The request |
Find the lines that hold the word "this" and return them.
┄┄┄┄┄┄
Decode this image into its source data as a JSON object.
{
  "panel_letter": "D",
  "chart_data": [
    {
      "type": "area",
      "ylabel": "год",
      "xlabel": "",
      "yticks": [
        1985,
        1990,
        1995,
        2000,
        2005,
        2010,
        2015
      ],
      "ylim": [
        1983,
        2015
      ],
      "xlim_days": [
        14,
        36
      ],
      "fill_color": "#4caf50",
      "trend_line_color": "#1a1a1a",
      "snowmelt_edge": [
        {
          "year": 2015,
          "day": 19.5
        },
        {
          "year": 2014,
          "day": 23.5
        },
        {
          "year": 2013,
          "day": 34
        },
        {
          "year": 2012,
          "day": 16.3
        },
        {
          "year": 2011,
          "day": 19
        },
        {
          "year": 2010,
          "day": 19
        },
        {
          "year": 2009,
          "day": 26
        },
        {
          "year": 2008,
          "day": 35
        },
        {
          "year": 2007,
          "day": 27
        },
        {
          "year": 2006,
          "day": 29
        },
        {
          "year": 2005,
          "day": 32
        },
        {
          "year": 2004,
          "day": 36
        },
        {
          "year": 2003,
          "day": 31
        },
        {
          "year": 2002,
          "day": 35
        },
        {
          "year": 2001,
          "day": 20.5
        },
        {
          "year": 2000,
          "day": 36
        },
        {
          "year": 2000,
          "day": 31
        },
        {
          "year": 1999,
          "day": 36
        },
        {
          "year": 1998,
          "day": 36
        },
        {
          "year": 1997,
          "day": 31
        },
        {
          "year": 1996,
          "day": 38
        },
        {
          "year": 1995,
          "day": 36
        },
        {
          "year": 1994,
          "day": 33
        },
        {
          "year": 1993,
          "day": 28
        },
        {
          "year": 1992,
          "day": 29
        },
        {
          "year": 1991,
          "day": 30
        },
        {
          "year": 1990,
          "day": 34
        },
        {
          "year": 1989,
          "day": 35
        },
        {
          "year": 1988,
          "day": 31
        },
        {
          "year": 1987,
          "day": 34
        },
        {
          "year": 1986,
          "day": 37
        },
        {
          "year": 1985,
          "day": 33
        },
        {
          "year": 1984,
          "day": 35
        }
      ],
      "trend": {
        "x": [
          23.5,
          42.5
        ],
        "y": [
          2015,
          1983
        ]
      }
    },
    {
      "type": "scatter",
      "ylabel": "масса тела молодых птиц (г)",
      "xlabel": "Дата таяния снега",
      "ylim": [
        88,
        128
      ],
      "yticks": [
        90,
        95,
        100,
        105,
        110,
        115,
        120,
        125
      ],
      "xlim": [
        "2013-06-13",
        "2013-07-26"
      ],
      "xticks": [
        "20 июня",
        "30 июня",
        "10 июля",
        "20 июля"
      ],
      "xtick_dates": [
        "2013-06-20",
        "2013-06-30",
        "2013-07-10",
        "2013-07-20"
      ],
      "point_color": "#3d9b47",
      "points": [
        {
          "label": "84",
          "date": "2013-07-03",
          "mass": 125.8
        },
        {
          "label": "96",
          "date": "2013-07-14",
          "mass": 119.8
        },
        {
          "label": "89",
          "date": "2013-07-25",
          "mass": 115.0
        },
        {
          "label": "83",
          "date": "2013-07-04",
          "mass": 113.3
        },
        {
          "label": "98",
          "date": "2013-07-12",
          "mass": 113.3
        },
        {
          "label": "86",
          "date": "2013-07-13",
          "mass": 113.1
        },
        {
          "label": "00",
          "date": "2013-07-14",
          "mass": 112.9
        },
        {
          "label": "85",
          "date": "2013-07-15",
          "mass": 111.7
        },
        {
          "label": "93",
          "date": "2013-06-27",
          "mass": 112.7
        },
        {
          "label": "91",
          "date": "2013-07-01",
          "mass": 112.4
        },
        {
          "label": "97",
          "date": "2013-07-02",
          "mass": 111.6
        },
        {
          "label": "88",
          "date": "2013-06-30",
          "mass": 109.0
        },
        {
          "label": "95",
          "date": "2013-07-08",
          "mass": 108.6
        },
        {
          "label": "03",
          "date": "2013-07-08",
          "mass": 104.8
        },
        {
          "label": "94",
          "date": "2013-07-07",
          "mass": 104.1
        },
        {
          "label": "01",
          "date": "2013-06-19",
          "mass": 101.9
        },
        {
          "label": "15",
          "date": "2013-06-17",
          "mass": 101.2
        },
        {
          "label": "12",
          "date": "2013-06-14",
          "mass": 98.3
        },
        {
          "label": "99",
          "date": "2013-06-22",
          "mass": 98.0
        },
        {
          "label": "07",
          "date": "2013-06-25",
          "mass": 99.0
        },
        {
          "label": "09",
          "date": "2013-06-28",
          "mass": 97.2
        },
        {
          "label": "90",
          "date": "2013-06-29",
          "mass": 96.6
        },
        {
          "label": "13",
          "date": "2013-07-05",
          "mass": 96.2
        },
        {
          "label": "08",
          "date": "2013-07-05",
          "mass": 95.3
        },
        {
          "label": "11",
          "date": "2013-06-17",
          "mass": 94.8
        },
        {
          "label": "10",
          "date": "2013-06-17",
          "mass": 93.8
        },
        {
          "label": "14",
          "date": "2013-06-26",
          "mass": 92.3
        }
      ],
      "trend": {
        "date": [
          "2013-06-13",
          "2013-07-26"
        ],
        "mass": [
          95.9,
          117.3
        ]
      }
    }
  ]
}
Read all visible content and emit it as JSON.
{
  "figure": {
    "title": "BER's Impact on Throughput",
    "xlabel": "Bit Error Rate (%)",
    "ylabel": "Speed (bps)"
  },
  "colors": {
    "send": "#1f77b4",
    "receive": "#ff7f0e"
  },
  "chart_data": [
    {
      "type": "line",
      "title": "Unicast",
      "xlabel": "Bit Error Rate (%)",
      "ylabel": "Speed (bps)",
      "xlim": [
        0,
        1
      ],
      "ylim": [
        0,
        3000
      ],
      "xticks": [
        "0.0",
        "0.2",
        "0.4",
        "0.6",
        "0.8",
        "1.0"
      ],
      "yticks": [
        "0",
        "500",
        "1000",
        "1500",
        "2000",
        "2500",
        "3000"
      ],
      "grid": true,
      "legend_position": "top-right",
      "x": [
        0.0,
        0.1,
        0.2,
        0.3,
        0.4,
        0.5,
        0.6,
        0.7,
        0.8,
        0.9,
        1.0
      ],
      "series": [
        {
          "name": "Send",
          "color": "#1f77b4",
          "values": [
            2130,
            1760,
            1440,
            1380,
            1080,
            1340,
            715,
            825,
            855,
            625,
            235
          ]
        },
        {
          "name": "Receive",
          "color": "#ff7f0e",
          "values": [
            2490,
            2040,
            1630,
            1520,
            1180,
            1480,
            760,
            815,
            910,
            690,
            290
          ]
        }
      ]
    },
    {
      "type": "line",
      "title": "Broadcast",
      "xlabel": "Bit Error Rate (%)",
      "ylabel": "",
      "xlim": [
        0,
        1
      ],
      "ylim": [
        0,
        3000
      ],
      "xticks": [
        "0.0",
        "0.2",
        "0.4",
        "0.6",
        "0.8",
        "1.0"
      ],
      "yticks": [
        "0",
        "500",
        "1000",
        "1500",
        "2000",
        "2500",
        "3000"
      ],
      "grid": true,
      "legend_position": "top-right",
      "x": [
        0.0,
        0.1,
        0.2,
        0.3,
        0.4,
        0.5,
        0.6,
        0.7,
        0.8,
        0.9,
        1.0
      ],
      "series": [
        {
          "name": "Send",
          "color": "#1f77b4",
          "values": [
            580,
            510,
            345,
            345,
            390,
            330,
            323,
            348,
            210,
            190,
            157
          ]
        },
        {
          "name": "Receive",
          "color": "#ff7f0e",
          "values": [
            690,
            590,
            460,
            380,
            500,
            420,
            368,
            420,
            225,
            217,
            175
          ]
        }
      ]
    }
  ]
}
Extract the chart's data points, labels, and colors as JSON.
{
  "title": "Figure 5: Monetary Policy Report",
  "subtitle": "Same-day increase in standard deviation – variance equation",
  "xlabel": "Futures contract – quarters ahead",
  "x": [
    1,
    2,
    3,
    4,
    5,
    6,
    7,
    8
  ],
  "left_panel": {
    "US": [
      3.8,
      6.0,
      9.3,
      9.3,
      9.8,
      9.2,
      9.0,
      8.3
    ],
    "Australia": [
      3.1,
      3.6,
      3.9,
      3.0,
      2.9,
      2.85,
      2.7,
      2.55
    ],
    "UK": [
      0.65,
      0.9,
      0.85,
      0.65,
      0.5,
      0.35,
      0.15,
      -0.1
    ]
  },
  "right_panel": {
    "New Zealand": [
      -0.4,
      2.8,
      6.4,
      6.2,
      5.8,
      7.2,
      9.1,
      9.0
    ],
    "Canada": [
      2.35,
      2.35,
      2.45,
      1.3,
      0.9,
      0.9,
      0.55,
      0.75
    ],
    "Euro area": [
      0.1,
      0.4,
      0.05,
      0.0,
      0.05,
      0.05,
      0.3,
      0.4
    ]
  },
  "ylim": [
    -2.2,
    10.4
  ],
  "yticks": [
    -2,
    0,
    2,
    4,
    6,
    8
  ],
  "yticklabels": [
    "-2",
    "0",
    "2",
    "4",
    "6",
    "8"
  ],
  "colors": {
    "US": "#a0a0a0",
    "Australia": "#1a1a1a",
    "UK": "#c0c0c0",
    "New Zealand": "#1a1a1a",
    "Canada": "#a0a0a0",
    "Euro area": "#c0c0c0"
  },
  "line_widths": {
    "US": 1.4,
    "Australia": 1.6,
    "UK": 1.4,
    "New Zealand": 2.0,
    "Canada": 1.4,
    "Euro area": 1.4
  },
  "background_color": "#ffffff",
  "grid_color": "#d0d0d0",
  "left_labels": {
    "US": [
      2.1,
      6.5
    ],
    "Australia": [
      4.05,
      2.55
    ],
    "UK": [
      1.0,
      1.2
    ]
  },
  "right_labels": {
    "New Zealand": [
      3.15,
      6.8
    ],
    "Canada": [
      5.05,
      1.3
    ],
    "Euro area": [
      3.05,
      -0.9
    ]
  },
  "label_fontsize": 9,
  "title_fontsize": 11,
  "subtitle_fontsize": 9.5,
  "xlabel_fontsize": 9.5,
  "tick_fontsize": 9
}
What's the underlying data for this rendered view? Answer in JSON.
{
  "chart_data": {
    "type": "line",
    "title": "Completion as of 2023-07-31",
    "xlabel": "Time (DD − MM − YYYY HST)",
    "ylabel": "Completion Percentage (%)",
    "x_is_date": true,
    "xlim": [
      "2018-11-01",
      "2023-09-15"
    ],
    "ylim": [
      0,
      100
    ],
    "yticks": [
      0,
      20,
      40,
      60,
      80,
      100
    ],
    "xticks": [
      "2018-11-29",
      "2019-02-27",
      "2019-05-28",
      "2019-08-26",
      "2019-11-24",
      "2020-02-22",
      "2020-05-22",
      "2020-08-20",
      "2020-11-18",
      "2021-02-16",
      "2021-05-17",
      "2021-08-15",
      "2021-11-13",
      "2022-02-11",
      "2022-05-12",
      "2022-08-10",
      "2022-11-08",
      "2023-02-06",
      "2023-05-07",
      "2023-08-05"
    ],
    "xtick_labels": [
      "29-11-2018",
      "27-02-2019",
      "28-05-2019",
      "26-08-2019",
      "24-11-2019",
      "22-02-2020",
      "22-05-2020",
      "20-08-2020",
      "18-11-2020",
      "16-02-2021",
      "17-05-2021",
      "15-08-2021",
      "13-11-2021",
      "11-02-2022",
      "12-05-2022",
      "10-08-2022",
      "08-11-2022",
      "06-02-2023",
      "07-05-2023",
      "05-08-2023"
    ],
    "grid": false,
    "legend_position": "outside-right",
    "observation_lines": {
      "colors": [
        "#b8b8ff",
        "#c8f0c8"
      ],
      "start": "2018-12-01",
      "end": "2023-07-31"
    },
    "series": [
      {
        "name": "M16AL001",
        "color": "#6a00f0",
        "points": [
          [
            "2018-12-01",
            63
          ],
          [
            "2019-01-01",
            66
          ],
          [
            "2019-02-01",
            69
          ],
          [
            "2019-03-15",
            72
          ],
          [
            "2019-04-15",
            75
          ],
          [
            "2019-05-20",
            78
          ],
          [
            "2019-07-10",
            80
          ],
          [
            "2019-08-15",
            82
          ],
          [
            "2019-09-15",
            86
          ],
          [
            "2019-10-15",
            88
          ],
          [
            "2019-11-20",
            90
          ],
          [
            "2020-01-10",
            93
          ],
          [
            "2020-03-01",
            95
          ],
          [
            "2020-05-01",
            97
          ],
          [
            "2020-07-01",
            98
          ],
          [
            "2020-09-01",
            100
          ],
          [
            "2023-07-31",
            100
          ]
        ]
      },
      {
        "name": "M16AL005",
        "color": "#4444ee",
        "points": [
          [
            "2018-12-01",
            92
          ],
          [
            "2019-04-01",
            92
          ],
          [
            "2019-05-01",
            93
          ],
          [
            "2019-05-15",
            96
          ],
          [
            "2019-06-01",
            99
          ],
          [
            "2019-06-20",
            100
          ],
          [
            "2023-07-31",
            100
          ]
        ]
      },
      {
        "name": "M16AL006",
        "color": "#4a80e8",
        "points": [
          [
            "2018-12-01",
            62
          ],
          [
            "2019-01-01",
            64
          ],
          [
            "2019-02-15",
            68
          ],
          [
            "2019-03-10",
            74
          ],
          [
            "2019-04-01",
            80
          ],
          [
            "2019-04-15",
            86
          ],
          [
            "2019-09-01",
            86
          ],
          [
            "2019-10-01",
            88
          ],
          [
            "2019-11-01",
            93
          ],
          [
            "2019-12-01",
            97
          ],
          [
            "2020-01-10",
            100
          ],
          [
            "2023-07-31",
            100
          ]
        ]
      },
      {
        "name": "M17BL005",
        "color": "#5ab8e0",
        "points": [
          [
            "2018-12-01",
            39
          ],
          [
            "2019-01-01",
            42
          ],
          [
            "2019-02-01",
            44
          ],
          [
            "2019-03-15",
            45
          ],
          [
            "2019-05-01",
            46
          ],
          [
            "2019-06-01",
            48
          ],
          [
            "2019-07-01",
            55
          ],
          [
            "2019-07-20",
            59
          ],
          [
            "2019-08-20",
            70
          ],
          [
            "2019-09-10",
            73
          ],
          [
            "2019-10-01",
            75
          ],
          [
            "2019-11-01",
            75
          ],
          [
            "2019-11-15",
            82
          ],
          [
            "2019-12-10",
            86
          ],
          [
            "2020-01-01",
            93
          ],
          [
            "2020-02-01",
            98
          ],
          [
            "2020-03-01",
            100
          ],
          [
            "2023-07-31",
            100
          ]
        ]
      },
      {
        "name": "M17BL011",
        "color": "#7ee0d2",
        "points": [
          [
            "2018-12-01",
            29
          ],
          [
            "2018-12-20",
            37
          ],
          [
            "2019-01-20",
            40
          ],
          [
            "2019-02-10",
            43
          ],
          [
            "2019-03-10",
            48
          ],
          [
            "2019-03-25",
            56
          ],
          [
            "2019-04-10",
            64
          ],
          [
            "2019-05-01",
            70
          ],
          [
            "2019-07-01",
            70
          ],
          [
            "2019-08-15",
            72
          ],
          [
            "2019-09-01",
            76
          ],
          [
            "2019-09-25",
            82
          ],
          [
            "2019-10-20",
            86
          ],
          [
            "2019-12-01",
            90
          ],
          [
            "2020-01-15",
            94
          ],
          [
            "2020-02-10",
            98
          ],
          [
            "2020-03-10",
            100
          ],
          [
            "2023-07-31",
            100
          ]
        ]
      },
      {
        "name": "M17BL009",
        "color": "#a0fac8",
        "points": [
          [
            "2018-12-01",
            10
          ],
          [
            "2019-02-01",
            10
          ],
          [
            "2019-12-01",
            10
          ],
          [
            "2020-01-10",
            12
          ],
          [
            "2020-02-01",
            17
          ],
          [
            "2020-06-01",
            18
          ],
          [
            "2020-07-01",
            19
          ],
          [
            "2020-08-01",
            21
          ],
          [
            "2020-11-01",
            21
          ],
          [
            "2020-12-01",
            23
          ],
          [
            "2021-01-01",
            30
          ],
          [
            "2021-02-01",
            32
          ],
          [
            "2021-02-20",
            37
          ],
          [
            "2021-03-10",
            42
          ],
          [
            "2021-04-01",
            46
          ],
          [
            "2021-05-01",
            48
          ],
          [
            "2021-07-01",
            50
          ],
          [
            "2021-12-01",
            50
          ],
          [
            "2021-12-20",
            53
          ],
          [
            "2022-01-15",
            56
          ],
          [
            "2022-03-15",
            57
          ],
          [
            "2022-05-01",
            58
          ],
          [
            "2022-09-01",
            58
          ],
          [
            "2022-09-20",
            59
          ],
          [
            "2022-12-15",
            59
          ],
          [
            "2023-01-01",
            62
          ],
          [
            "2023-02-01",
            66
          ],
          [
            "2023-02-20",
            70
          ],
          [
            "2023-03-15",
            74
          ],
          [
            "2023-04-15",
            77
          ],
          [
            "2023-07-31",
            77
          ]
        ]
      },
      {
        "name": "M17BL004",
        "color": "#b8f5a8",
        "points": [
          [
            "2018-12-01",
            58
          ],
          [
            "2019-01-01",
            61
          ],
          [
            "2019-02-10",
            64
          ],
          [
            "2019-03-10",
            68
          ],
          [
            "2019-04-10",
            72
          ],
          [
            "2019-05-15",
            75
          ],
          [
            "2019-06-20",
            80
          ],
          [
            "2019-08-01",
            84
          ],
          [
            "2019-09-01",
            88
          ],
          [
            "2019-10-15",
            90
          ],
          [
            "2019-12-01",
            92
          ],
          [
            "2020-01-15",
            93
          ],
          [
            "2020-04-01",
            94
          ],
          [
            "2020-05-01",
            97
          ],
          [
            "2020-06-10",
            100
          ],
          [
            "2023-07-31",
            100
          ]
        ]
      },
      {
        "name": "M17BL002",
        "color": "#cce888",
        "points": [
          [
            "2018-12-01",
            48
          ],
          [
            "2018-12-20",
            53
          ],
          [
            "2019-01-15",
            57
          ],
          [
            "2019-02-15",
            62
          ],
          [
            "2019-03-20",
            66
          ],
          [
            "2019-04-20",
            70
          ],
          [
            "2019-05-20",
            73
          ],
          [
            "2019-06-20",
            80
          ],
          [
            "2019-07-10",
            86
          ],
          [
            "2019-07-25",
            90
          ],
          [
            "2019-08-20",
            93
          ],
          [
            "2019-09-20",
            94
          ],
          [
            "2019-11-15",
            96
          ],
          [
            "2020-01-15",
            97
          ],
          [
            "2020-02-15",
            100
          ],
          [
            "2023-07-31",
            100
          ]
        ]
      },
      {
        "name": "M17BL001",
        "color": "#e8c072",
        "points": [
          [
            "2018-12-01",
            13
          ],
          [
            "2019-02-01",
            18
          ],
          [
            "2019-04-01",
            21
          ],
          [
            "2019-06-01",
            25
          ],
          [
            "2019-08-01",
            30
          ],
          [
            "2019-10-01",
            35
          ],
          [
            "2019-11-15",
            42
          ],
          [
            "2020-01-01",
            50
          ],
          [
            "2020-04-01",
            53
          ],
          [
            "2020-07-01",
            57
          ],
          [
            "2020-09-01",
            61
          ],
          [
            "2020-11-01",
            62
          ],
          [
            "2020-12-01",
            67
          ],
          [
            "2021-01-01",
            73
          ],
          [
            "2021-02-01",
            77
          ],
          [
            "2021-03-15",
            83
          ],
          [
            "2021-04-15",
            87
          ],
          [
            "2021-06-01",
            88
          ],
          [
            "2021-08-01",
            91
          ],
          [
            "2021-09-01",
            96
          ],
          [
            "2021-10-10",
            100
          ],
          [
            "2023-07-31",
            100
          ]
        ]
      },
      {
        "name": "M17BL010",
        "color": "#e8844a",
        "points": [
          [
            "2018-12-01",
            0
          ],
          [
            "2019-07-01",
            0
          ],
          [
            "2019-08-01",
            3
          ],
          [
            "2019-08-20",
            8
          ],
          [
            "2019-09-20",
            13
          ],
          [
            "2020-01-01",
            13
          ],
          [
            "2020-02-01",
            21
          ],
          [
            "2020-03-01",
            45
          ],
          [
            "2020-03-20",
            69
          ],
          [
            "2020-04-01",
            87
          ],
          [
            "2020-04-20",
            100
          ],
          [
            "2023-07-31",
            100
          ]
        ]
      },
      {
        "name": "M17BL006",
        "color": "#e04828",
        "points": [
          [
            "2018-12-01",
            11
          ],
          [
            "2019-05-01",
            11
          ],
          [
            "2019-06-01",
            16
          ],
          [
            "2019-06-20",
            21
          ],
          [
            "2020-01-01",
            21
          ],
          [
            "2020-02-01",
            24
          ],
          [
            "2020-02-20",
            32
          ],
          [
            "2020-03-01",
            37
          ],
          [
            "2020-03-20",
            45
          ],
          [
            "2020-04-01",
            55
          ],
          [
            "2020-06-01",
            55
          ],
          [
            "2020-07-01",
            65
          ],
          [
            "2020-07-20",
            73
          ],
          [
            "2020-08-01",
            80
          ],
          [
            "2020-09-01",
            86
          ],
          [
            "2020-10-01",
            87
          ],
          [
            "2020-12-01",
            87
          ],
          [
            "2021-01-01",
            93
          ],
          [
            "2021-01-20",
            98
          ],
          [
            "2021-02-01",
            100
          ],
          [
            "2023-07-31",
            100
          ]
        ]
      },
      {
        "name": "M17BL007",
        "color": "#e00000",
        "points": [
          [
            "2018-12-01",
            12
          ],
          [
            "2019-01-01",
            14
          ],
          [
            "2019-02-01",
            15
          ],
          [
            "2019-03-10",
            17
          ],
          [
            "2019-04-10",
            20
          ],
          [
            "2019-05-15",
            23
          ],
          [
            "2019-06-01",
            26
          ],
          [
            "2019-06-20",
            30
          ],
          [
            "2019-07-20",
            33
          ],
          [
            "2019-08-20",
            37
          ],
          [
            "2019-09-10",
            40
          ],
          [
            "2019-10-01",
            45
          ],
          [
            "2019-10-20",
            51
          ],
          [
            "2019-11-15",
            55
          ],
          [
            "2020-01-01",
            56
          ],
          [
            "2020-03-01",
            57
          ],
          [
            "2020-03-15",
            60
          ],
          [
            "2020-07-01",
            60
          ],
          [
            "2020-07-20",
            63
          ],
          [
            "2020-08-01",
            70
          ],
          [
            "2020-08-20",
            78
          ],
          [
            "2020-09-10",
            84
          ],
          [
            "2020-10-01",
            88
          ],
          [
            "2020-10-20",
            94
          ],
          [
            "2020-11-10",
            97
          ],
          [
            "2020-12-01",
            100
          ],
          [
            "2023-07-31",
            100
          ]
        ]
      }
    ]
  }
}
┄┄┄┄┄┄
Finished task |
Decode this image into its source data as a JSON object.
What's the underlying data for this rendered view? Answer in JSON.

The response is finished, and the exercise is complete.